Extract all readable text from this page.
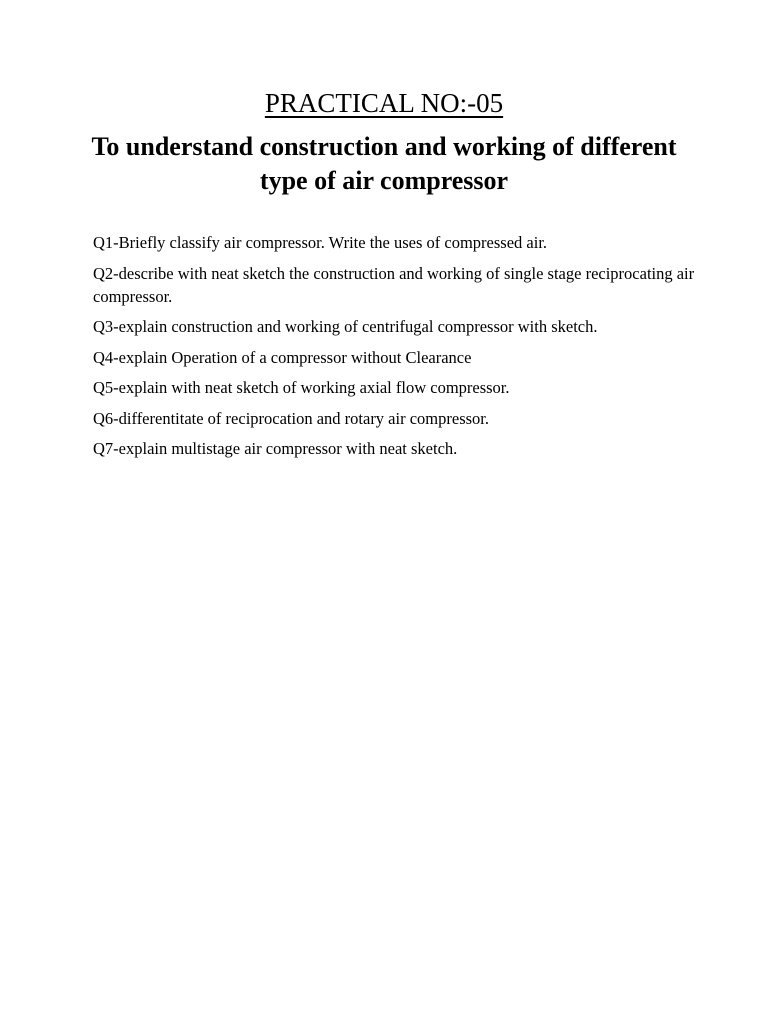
PRACTICAL NO:-05
To understand construction and working of different type of air compressor
Q1-Briefly classify air compressor. Write the uses of compressed air.
Q2-describe with neat sketch the construction and working of single stage reciprocating air compressor.
Q3-explain construction and working of centrifugal compressor with sketch.
Q4-explain Operation of a compressor without Clearance
Q5-explain with neat sketch of working axial flow compressor.
Q6-differentitate of reciprocation and rotary air compressor.
Q7-explain multistage air compressor with neat sketch.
────────
▶ _Task details_
The records shown above are to be repeated exactly, with the pictures left out.

▶ _The reply_
Extract all readable text from this page.
PRACTICAL NO:-05
To understand construction and working of different type of air compressor
Q1-Briefly classify air compressor. Write the uses of compressed air.
Q2-describe with neat sketch the construction and working of single stage reciprocating air compressor.
Q3-explain construction and working of centrifugal compressor with sketch.
Q4-explain Operation of a compressor without Clearance
Q5-explain with neat sketch of working axial flow compressor.
Q6-differentitate of reciprocation and rotary air compressor.
Q7-explain multistage air compressor with neat sketch.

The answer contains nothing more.